* Task brief: Quote all of the entries word for word.

-------- Records provided --------

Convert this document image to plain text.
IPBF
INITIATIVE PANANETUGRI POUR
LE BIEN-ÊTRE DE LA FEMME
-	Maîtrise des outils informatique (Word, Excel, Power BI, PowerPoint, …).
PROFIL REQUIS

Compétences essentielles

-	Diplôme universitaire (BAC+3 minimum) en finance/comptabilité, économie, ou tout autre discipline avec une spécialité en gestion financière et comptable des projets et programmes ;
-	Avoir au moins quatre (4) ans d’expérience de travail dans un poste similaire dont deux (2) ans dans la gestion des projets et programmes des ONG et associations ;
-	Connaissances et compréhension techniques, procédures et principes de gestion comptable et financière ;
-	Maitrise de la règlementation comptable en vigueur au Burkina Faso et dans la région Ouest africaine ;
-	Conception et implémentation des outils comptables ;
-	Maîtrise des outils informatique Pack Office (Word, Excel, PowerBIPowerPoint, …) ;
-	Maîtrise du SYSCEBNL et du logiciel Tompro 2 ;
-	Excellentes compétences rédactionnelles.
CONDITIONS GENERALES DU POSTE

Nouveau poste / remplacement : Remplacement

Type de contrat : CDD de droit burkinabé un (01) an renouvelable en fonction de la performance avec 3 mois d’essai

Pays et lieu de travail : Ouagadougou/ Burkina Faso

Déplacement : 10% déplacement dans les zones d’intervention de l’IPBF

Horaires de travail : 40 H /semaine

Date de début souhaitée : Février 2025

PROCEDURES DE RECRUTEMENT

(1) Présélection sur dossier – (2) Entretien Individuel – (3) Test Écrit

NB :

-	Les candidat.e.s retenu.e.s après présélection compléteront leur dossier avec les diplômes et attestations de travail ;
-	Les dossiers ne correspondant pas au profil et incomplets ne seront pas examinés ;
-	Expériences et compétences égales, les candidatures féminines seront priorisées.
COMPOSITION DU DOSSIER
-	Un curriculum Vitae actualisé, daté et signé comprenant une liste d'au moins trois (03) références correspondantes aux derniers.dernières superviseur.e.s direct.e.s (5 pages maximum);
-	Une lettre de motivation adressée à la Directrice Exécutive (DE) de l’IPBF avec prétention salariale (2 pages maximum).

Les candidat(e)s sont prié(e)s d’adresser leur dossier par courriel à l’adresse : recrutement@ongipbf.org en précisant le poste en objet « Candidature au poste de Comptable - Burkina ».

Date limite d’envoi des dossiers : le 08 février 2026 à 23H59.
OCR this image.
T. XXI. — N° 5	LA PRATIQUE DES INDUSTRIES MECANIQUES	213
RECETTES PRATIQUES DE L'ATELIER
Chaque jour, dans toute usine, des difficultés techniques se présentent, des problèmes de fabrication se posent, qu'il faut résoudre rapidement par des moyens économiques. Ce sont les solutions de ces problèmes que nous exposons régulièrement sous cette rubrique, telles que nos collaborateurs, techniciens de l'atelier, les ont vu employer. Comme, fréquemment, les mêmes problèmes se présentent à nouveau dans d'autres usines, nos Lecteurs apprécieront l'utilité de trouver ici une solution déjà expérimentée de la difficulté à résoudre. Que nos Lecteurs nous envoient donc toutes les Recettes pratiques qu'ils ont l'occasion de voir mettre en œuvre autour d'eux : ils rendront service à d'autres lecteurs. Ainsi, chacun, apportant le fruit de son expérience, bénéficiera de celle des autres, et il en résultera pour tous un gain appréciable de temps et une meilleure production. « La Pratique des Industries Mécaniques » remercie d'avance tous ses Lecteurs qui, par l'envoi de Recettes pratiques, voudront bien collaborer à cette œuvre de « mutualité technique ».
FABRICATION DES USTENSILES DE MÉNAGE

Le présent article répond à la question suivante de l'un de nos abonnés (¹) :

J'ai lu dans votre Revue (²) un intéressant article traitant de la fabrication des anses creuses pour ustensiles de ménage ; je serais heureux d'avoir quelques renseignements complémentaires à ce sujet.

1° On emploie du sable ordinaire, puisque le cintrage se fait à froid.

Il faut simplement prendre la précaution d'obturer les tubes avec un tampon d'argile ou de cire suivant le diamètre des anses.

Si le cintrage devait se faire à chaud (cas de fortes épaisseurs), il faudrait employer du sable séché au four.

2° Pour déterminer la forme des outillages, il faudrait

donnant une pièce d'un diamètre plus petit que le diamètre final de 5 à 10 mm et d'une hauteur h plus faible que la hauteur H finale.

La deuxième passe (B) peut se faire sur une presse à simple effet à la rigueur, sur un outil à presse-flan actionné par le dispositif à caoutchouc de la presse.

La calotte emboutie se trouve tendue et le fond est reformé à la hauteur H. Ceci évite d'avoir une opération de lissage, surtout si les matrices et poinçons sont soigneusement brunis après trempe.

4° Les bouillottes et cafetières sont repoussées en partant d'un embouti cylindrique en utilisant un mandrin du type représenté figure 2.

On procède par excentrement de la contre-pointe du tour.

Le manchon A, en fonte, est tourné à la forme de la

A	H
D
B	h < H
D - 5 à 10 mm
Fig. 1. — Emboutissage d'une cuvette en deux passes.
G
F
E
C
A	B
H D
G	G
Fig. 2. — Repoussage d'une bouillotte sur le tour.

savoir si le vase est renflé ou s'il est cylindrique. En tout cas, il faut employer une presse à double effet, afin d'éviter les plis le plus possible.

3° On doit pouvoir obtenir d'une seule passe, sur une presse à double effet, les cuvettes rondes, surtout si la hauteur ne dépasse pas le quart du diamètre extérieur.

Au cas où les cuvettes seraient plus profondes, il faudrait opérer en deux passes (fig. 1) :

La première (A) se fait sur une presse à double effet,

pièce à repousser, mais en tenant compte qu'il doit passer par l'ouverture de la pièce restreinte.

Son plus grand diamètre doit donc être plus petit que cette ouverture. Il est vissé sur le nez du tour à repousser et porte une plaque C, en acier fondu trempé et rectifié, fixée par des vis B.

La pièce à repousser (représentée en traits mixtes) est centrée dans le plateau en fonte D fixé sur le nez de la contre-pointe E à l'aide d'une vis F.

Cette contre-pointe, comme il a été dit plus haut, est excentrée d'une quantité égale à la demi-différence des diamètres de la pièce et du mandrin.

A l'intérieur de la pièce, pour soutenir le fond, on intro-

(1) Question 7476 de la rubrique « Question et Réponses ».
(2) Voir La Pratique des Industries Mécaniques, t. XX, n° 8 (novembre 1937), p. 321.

--------

* Solution for this problem:
Convert this document image to plain text.
IPBF
INITIATIVE PANANETUGRI POUR
LE BIEN-ÊTRE DE LA FEMME
-	Maîtrise des outils informatique (Word, Excel, Power BI, PowerPoint, …).
PROFIL REQUIS

Compétences essentielles

-	Diplôme universitaire (BAC+3 minimum) en finance/comptabilité, économie, ou tout autre discipline avec une spécialité en gestion financière et comptable des projets et programmes ;
-	Avoir au moins quatre (4) ans d’expérience de travail dans un poste similaire dont deux (2) ans dans la gestion des projets et programmes des ONG et associations ;
-	Connaissances et compréhension techniques, procédures et principes de gestion comptable et financière ;
-	Maitrise de la règlementation comptable en vigueur au Burkina Faso et dans la région Ouest africaine ;
-	Conception et implémentation des outils comptables ;
-	Maîtrise des outils informatique Pack Office (Word, Excel, PowerBIPowerPoint, …) ;
-	Maîtrise du SYSCEBNL et du logiciel Tompro 2 ;
-	Excellentes compétences rédactionnelles.
CONDITIONS GENERALES DU POSTE

Nouveau poste / remplacement : Remplacement

Type de contrat : CDD de droit burkinabé un (01) an renouvelable en fonction de la performance avec 3 mois d’essai

Pays et lieu de travail : Ouagadougou/ Burkina Faso

Déplacement : 10% déplacement dans les zones d’intervention de l’IPBF

Horaires de travail : 40 H /semaine

Date de début souhaitée : Février 2025

PROCEDURES DE RECRUTEMENT

(1) Présélection sur dossier – (2) Entretien Individuel – (3) Test Écrit

NB :

-	Les candidat.e.s retenu.e.s après présélection compléteront leur dossier avec les diplômes et attestations de travail ;
-	Les dossiers ne correspondant pas au profil et incomplets ne seront pas examinés ;
-	Expériences et compétences égales, les candidatures féminines seront priorisées.
COMPOSITION DU DOSSIER
-	Un curriculum Vitae actualisé, daté et signé comprenant une liste d'au moins trois (03) références correspondantes aux derniers.dernières superviseur.e.s direct.e.s (5 pages maximum);
-	Une lettre de motivation adressée à la Directrice Exécutive (DE) de l’IPBF avec prétention salariale (2 pages maximum).

Les candidat(e)s sont prié(e)s d’adresser leur dossier par courriel à l’adresse : recrutement@ongipbf.org en précisant le poste en objet « Candidature au poste de Comptable - Burkina ».

Date limite d’envoi des dossiers : le 08 février 2026 à 23H59.
OCR this image.
T. XXI. — N° 5	LA PRATIQUE DES INDUSTRIES MECANIQUES	213
RECETTES PRATIQUES DE L'ATELIER
Chaque jour, dans toute usine, des difficultés techniques se présentent, des problèmes de fabrication se posent, qu'il faut résoudre rapidement par des moyens économiques. Ce sont les solutions de ces problèmes que nous exposons régulièrement sous cette rubrique, telles que nos collaborateurs, techniciens de l'atelier, les ont vu employer. Comme, fréquemment, les mêmes problèmes se présentent à nouveau dans d'autres usines, nos Lecteurs apprécieront l'utilité de trouver ici une solution déjà expérimentée de la difficulté à résoudre. Que nos Lecteurs nous envoient donc toutes les Recettes pratiques qu'ils ont l'occasion de voir mettre en œuvre autour d'eux : ils rendront service à d'autres lecteurs. Ainsi, chacun, apportant le fruit de son expérience, bénéficiera de celle des autres, et il en résultera pour tous un gain appréciable de temps et une meilleure production. « La Pratique des Industries Mécaniques » remercie d'avance tous ses Lecteurs qui, par l'envoi de Recettes pratiques, voudront bien collaborer à cette œuvre de « mutualité technique ».
FABRICATION DES USTENSILES DE MÉNAGE

Le présent article répond à la question suivante de l'un de nos abonnés (¹) :

J'ai lu dans votre Revue (²) un intéressant article traitant de la fabrication des anses creuses pour ustensiles de ménage ; je serais heureux d'avoir quelques renseignements complémentaires à ce sujet.

1° On emploie du sable ordinaire, puisque le cintrage se fait à froid.

Il faut simplement prendre la précaution d'obturer les tubes avec un tampon d'argile ou de cire suivant le diamètre des anses.

Si le cintrage devait se faire à chaud (cas de fortes épaisseurs), il faudrait employer du sable séché au four.

2° Pour déterminer la forme des outillages, il faudrait

donnant une pièce d'un diamètre plus petit que le diamètre final de 5 à 10 mm et d'une hauteur h plus faible que la hauteur H finale.

La deuxième passe (B) peut se faire sur une presse à simple effet à la rigueur, sur un outil à presse-flan actionné par le dispositif à caoutchouc de la presse.

La calotte emboutie se trouve tendue et le fond est reformé à la hauteur H. Ceci évite d'avoir une opération de lissage, surtout si les matrices et poinçons sont soigneusement brunis après trempe.

4° Les bouillottes et cafetières sont repoussées en partant d'un embouti cylindrique en utilisant un mandrin du type représenté figure 2.

On procède par excentrement de la contre-pointe du tour.

Le manchon A, en fonte, est tourné à la forme de la

A	H
D
B	h < H
D - 5 à 10 mm
Fig. 1. — Emboutissage d'une cuvette en deux passes.
G
F
E
C
A	B
H D
G	G
Fig. 2. — Repoussage d'une bouillotte sur le tour.

savoir si le vase est renflé ou s'il est cylindrique. En tout cas, il faut employer une presse à double effet, afin d'éviter les plis le plus possible.

3° On doit pouvoir obtenir d'une seule passe, sur une presse à double effet, les cuvettes rondes, surtout si la hauteur ne dépasse pas le quart du diamètre extérieur.

Au cas où les cuvettes seraient plus profondes, il faudrait opérer en deux passes (fig. 1) :

La première (A) se fait sur une presse à double effet,

pièce à repousser, mais en tenant compte qu'il doit passer par l'ouverture de la pièce restreinte.

Son plus grand diamètre doit donc être plus petit que cette ouverture. Il est vissé sur le nez du tour à repousser et porte une plaque C, en acier fondu trempé et rectifié, fixée par des vis B.

La pièce à repousser (représentée en traits mixtes) est centrée dans le plateau en fonte D fixé sur le nez de la contre-pointe E à l'aide d'une vis F.

Cette contre-pointe, comme il a été dit plus haut, est excentrée d'une quantité égale à la demi-différence des diamètres de la pièce et du mandrin.

A l'intérieur de la pièce, pour soutenir le fond, on intro-

(1) Question 7476 de la rubrique « Question et Réponses ».
(2) Voir La Pratique des Industries Mécaniques, t. XX, n° 8 (novembre 1937), p. 321.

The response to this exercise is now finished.